__WORK REQUEST 1__:
Sum up the critique of the abstinence-only review in two sentences.
__WORK REQUEST 2__:
Translate this sentence from the critique of the abstinence-only review into Spanish: "No one then requested the elimination of funding to family planning clinics."

__DOCUMENT EXTRACT__:
# # # # #

What puzzles me most, however, is the conclusion drawn by the authors after such a meticulous job reviewing the trials. They bluntly state that programmes that exclusively encourage abstinence are ineffective for preventing HIV and, by implication, generally ineffective. This conclusion is furthermore corroborated by the friendly editorial of Hawes and colleagues (2) who speak of the studies being “remarkably consistent” in suggesting that abstinence only programmes increased neither primary nor secondary abstinence. The editorialists takes the opportunity to suggest that “In contrast to abstinence only programmes, programmes that promote the use of condoms greatly reduce the risk of acquiring HIV”, citing three papers, two of which are from the late 1990s. The editorial finally argues that money should not be spent on abstinence only programmes but rather on condom promotion programmes. I am not sure under what criteria other studies showing the contrary are being excluded before such statements are made. For example, a trial found an increase in HIV risky behaviours in the intervention group where condom use and supply was promoted (3). And a meta-analysis by Dicenso and colleagues showed programmes, including family planning clinics, were actually not impressively effective improving contraceptive use, delaying sexual debut nor avoiding unwanted pregnancies (4). No one then requested the elimination of funding to family planning clinics.

In addition to the summary of problems stated above, the statistical adjustment for possible confounding in these studies is by no means clearly described. The reviewers strongly feel that “Internal and external validity are further restricted by limitations in the primary trials, lack of intention to treat analysis, and incomplete reporting of program implementation”. In the absence of internal validity, extreme caution should be exercised when interpreting any epidemiological results, even if reviewers collect data using: “prereviewed Cochrane protocol”. What is most worrisome, because it is not sufficiently described in the review, is to what extent the attrition rates were differentially distributed between the groups compared and to what extent this hinders any valid interpretation. Furthermore, in the light of: (a) the statistical adjustments likely performed, (b) some of the sample sizes described and (c) the probable scarcity of outcomes in some age groups, either in the intervention or in the control group, non-significant results can be interpreted in different ways. Non significant results can suggest “absence of differences” (which is what reviewers argue), only when the study design and the statistical power of such studies are appropriate.

# # # # #

Bounding box prediction records

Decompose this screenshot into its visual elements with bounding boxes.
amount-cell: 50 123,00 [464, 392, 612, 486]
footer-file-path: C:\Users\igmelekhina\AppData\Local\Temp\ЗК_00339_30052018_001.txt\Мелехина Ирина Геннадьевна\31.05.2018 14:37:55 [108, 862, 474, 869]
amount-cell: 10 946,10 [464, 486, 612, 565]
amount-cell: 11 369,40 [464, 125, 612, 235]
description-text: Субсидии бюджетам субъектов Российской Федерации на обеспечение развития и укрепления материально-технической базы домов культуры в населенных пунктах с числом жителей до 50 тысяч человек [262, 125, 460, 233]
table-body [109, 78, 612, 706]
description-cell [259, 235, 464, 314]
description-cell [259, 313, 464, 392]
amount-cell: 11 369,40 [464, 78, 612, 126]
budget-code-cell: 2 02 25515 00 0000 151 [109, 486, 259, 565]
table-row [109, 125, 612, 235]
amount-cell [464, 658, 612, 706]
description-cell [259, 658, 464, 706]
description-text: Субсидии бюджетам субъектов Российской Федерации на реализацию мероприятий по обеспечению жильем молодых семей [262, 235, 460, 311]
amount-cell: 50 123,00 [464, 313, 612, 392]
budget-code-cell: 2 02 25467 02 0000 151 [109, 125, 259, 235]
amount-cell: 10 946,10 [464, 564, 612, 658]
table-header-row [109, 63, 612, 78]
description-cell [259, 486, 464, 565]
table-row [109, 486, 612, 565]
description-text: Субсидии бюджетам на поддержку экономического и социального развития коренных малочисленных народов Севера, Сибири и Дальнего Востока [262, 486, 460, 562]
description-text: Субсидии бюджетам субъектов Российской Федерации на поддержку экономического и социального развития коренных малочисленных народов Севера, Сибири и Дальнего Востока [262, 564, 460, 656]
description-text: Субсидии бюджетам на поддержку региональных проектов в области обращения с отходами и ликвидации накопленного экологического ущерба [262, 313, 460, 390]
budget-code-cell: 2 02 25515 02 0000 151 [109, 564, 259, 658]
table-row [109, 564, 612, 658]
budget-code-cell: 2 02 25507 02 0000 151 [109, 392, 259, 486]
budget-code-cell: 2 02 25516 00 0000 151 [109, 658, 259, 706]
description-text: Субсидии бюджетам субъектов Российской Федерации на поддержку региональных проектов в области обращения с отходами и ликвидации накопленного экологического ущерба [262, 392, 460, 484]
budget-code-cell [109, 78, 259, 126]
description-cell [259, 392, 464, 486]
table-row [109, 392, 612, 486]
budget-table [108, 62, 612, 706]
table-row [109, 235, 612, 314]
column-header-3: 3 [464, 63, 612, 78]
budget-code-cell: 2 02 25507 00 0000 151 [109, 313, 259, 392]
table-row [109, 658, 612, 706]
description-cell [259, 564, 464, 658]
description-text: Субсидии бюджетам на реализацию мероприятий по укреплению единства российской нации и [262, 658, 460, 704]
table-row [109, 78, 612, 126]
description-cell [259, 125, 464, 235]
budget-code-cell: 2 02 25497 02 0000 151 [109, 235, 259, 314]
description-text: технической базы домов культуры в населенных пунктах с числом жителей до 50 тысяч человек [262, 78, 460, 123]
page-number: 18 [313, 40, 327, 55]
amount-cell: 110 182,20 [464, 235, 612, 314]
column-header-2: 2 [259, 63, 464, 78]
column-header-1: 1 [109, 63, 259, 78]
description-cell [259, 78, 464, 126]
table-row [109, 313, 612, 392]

# # # # #

__EXERCISE OUTPUT 1__:
The writer questions the review authors' conclusion, backed by an accompanying editorial, that abstinence-only programs are ineffective and that money should go to condom promotion instead, noting that studies showing the contrary appear to have been left out. The writer also argues that unclear statistical adjustment, limited internal validity and poorly described attrition mean the non-significant results can be read in different ways rather than as proof of no difference.

__EXERCISE OUTPUT 2__:
Nadie solicitó entonces la eliminación de la financiación a las clínicas de planificación familiar.